Quote all of the data that follows exactly as written, skipping the images.

Data entries:
>> Begin

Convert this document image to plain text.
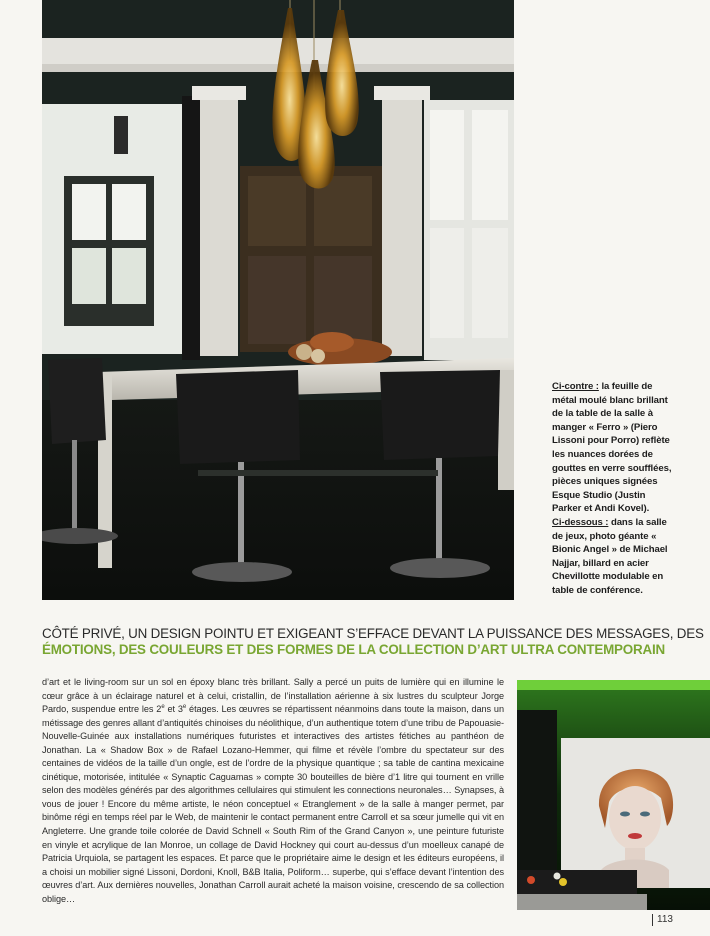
Ci-contre : la feuille de métal moulé blanc brillant de la table de la salle à manger « Ferro » (Piero Lissoni pour Porro) reflète les nuances dorées de gouttes en verre soufflées, pièces uniques signées Esque Studio (Justin Parker et Andi Kovel).
Ci-dessous : dans la salle de jeux, photo géante « Bionic Angel » de Michael Najjar, billard en acier Chevillotte modulable en table de conférence.
CÔTÉ PRIVÉ, UN DESIGN POINTU ET EXIGEANT S’EFFACE DEVANT LA PUISSANCE DES MESSAGES, DES
ÉMOTIONS, DES COULEURS ET DES FORMES DE LA COLLECTION D’ART ULTRA CONTEMPORAIN
d’art et le living-room sur un sol en époxy blanc très brillant. Sally a percé un puits de lumière qui en illumine le cœur grâce à un éclairage naturel et à celui, cristallin, de l’installation aérienne à six lustres du sculpteur Jorge Pardo, suspendue entre les 2e et 3e étages. Les œuvres se répartissent néanmoins dans toute la maison, dans un métissage des genres allant d’antiquités chinoises du néolithique, d’un authentique totem d’une tribu de Papouasie-Nouvelle-Guinée aux installations numériques futuristes et interactives des artistes fétiches au panthéon de Jonathan. La « Shadow Box » de Rafael Lozano-Hemmer, qui filme et révèle l’ombre du spectateur sur des centaines de vidéos de la taille d’un ongle, est de l’ordre de la physique quantique ; sa table de cantina mexicaine cinétique, motorisée, intitulée « Synaptic Caguamas » compte 30 bouteilles de bière d’1 litre qui tournent en vrille selon des modèles générés par des algorithmes cellulaires qui stimulent les connections neuronales… Synapses, à vous de jouer ! Encore du même artiste, le néon conceptuel « Etranglement » de la salle à manger permet, par binôme régi en temps réel par le Web, de maintenir le contact permanent entre Carroll et sa sœur jumelle qui vit en Angleterre. Une grande toile colorée de David Schnell « South Rim of the Grand Canyon », une peinture futuriste en vinyle et acrylique de Ian Monroe, un collage de David Hockney qui court au-dessus d’un moelleux canapé de Patricia Urquiola, se partagent les espaces. Et parce que le propriétaire aime le design et les éditeurs européens, il a choisi un mobilier signé Lissoni, Dordoni, Knoll, B&B Italia, Poliform… superbe, qui s’efface devant l’intention des œuvres d’art. Aux dernières nouvelles, Jonathan Carroll aurait acheté la maison voisine, crescendo de sa collection oblige…
113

>> End

▶ Answer to this problem
Convert this document image to plain text.
Ci-contre : la feuille de métal moulé blanc brillant de la table de la salle à manger « Ferro » (Piero Lissoni pour Porro) reflète les nuances dorées de gouttes en verre soufflées, pièces uniques signées Esque Studio (Justin Parker et Andi Kovel).
Ci-dessous : dans la salle de jeux, photo géante « Bionic Angel » de Michael Najjar, billard en acier Chevillotte modulable en table de conférence.
CÔTÉ PRIVÉ, UN DESIGN POINTU ET EXIGEANT S’EFFACE DEVANT LA PUISSANCE DES MESSAGES, DES
ÉMOTIONS, DES COULEURS ET DES FORMES DE LA COLLECTION D’ART ULTRA CONTEMPORAIN
d’art et le living-room sur un sol en époxy blanc très brillant. Sally a percé un puits de lumière qui en illumine le cœur grâce à un éclairage naturel et à celui, cristallin, de l’installation aérienne à six lustres du sculpteur Jorge Pardo, suspendue entre les 2e et 3e étages. Les œuvres se répartissent néanmoins dans toute la maison, dans un métissage des genres allant d’antiquités chinoises du néolithique, d’un authentique totem d’une tribu de Papouasie-Nouvelle-Guinée aux installations numériques futuristes et interactives des artistes fétiches au panthéon de Jonathan. La « Shadow Box » de Rafael Lozano-Hemmer, qui filme et révèle l’ombre du spectateur sur des centaines de vidéos de la taille d’un ongle, est de l’ordre de la physique quantique ; sa table de cantina mexicaine cinétique, motorisée, intitulée « Synaptic Caguamas » compte 30 bouteilles de bière d’1 litre qui tournent en vrille selon des modèles générés par des algorithmes cellulaires qui stimulent les connections neuronales… Synapses, à vous de jouer ! Encore du même artiste, le néon conceptuel « Etranglement » de la salle à manger permet, par binôme régi en temps réel par le Web, de maintenir le contact permanent entre Carroll et sa sœur jumelle qui vit en Angleterre. Une grande toile colorée de David Schnell « South Rim of the Grand Canyon », une peinture futuriste en vinyle et acrylique de Ian Monroe, un collage de David Hockney qui court au-dessus d’un moelleux canapé de Patricia Urquiola, se partagent les espaces. Et parce que le propriétaire aime le design et les éditeurs européens, il a choisi un mobilier signé Lissoni, Dordoni, Knoll, B&B Italia, Poliform… superbe, qui s’efface devant l’intention des œuvres d’art. Aux dernières nouvelles, Jonathan Carroll aurait acheté la maison voisine, crescendo de sa collection oblige…
113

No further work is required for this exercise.